**TEXT EXCERPT**:
=-=-=-=-=

Amrit Padraig Singh Bansal-McNulty (born 16 March 2000) is a professional footballer who plays as a midfielder. He has represented Northern Ireland at youth international level.

Club career
Bansal-McNulty joined Queens Park Rangers in August 2014. On 29 November 2019, he joined National League side Torquay United on loan until January. After returning to QPR, he went out on loan again in February, this time joining National League South side Dartford on a one-month deal. The move was later extended for another two months. The following season, he joined Serie C side Como on a season-long loan deal. On 3 October 2020, he made his professional debut, coming on as a substitute for Como in 1–0 win over Pistoiese 1921. In January 2021, he returned to Queens Park Rangers having made three appearances for the Italian side.

=-=-=-=-=

**WHAT TO DO**:
**a.** Repeat the passage from the footballer's biography word for word, starting with "Amrit Padraig Singh" and going on through "youth international level.".
**b.** Go on with the biography of Bansal-McNulty from the point where the text stops.
The data that comes after this text has nothing to do with what you're being asked.

**DATA**:
=-=-=-=-=

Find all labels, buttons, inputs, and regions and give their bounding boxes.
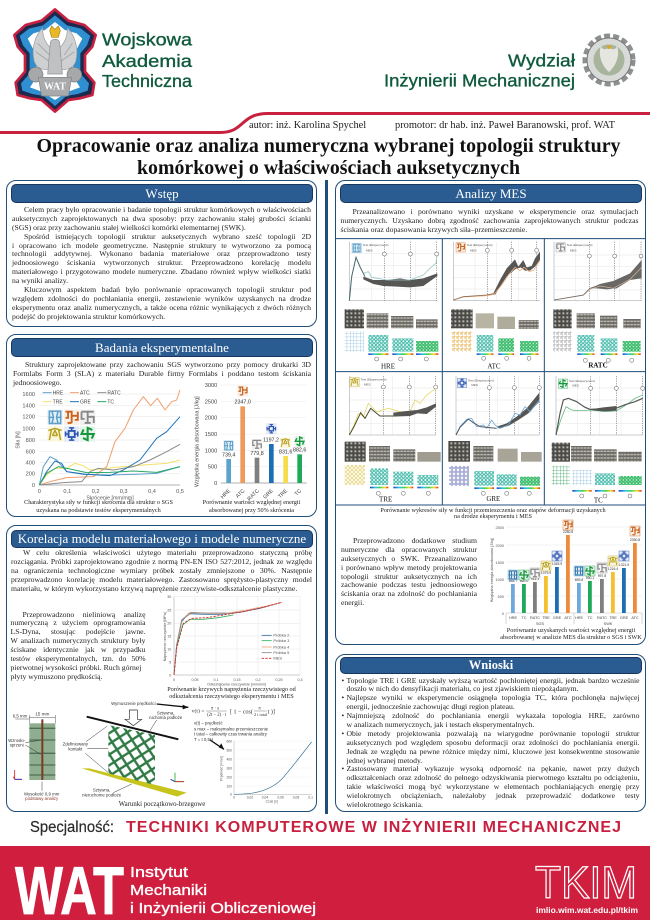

=-=-=-=-=

**ANSWERS BY TASK**:
**a.**
Amrit Padraig Singh Bansal-McNulty (born 16 March 2000) is a professional footballer who plays as a midfielder. He has represented Northern Ireland at youth international level.

**b.**
On 31 August 2021, he joined EFL League Two club Crawley Town on loan until 3 January 2022. In November 2021, he scored his first goal for the club in a 6-1 win over Lancing in the Sussex Senior Challenge Cup. He returned to Queens Park Rangers at the end of his loan in January 2021, having made 7 appearances for Crawley. On 31 January 2022, Bansal-McNulty rejoined Crawley Town on loan for the remainder of the 2021–22 season, but did not play following his return to Crawley.

International career
On 5 October 2020, Bansal-McNulty received his first international call-up after being included in the Northern Ireland U21 squad for their European qualifiers. The following week, he made his debut, starting in a 2–1 Euro qualifier win over Ukraine U21.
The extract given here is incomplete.